:: Provided material ::
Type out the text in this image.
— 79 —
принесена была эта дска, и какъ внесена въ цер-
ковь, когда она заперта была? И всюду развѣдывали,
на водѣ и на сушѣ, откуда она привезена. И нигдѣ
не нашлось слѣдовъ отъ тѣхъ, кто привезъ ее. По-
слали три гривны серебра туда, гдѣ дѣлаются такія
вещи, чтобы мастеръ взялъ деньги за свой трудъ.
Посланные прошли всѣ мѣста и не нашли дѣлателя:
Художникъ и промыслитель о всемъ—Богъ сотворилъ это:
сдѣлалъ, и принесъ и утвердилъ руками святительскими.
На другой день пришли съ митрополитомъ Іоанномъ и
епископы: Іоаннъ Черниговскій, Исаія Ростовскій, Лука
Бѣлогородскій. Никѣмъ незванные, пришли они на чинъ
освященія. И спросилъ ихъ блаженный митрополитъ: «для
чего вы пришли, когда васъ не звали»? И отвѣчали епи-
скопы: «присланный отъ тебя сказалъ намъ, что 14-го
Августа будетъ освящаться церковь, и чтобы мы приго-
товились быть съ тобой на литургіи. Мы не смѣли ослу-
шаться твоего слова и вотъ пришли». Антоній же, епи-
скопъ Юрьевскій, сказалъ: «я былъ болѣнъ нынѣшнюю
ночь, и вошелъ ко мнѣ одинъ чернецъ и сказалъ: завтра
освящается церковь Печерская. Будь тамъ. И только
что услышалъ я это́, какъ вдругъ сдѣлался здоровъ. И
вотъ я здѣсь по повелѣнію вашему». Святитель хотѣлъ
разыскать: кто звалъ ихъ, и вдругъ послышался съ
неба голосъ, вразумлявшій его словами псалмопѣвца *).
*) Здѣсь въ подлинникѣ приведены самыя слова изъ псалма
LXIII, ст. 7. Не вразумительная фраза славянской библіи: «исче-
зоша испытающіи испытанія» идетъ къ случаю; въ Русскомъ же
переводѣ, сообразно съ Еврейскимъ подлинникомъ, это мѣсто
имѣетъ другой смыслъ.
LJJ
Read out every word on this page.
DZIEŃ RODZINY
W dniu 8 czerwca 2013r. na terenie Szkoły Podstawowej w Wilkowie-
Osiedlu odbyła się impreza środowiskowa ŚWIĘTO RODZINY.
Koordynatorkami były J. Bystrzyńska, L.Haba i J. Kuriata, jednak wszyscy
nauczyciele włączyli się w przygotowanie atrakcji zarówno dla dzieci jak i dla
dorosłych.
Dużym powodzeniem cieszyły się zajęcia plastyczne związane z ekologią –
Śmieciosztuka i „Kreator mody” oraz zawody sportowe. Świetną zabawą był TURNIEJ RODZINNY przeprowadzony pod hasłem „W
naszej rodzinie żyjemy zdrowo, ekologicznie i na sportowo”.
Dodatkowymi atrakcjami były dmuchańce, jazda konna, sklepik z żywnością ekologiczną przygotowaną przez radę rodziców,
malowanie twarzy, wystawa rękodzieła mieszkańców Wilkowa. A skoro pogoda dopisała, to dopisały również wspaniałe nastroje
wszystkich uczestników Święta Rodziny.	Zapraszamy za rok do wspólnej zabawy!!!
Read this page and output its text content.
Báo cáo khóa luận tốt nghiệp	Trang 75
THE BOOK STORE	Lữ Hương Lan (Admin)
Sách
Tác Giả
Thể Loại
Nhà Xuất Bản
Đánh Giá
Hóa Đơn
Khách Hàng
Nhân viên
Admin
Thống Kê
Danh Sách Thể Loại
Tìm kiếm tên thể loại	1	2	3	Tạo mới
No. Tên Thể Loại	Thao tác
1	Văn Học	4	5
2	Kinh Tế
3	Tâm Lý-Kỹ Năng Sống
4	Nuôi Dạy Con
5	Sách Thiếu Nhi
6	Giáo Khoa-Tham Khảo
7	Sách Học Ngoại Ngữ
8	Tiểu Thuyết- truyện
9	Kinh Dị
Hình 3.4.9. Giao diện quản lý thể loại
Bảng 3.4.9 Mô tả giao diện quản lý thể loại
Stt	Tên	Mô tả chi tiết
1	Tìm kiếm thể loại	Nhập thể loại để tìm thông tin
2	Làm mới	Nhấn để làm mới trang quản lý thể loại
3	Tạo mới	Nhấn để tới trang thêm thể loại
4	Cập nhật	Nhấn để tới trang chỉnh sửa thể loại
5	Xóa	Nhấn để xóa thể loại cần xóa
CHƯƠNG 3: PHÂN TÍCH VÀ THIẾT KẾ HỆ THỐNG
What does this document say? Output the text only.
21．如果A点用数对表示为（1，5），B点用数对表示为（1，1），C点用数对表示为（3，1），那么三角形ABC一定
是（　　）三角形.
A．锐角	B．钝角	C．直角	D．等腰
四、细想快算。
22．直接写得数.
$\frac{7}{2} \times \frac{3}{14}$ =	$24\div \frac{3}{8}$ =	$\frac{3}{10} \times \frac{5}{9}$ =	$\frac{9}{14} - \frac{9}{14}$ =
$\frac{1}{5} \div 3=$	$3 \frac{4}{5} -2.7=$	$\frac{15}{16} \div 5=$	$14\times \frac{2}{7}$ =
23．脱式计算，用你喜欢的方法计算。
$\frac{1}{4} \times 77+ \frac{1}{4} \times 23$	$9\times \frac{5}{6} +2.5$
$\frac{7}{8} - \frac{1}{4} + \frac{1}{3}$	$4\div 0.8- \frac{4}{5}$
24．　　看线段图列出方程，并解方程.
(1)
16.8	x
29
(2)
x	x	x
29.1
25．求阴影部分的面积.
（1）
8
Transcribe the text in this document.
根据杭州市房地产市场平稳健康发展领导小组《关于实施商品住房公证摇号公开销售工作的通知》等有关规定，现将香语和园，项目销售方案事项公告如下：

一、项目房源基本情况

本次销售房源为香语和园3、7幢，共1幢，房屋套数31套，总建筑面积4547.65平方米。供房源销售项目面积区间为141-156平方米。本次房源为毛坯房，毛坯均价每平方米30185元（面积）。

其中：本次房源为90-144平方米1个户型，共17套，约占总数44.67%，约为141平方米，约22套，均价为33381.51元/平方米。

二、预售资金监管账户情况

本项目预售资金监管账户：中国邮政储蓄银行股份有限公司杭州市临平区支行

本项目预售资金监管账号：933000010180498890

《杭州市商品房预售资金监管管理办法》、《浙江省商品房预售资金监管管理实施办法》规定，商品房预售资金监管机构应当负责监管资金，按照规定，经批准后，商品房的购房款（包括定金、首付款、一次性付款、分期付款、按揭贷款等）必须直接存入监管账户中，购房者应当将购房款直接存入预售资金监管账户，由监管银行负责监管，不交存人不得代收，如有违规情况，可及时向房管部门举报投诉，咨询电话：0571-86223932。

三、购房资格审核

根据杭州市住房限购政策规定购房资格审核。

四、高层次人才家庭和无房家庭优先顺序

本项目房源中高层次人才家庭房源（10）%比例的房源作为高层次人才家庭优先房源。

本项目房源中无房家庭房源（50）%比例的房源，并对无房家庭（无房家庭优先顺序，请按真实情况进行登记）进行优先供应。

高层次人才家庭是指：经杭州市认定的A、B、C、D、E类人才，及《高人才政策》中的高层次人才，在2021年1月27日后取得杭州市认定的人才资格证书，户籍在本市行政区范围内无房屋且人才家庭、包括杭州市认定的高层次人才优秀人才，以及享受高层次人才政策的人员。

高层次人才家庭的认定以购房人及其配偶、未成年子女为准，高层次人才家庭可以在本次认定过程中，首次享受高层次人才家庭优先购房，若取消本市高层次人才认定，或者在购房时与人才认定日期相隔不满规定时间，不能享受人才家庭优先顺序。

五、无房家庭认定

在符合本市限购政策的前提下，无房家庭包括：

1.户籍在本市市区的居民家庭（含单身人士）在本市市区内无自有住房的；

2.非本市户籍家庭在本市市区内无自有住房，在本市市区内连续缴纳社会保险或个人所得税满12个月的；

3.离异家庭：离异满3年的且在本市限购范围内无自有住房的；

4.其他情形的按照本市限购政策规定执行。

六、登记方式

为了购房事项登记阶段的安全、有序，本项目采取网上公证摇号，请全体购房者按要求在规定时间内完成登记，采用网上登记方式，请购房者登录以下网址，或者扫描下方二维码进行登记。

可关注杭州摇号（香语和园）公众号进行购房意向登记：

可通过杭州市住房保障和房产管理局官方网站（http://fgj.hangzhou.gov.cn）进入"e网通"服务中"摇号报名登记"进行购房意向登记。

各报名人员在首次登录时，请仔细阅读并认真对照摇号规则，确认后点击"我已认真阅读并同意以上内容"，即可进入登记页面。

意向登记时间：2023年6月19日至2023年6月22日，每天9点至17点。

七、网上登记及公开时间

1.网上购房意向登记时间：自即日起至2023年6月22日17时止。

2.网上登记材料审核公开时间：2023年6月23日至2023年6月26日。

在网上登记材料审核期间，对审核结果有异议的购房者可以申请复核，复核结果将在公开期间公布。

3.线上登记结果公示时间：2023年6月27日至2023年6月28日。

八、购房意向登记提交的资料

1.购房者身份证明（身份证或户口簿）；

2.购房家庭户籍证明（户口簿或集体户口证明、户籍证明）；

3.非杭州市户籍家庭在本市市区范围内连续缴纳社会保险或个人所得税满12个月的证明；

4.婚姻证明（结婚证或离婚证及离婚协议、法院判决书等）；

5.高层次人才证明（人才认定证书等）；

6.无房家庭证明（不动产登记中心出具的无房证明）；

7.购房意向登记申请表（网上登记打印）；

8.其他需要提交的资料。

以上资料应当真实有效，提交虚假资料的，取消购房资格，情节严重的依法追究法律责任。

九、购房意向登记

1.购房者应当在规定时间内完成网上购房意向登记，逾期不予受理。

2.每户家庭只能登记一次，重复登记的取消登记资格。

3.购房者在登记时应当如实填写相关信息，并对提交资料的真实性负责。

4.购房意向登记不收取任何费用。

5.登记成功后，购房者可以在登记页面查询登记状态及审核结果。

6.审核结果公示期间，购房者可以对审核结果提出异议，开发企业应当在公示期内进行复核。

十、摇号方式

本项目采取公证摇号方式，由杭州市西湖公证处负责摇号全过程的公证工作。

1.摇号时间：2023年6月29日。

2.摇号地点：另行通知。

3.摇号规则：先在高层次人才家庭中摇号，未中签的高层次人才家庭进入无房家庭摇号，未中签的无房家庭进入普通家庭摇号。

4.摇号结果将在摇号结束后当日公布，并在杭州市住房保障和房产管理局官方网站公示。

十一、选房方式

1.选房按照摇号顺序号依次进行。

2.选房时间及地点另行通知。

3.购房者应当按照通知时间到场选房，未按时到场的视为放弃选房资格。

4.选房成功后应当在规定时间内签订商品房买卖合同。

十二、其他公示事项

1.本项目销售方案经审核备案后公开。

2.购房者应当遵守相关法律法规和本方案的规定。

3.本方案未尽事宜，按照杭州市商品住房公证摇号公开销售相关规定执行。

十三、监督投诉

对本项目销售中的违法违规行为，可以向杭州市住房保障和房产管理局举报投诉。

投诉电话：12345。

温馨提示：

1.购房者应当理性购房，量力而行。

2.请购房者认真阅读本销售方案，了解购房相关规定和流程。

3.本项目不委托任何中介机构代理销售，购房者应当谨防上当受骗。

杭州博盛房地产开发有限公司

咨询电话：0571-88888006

:: To be done ::
Gather all lines where the word "пришли" appears.

:: Result ::
На другой день пришли съ митрополитомъ Іоанномъ и
Бѣлогородскій. Никѣмъ незванные, пришли они на чинъ
чего вы пришли, когда васъ не звали»? И отвѣчали епи-
шаться твоего слова и вотъ пришли». Антоній же, епи-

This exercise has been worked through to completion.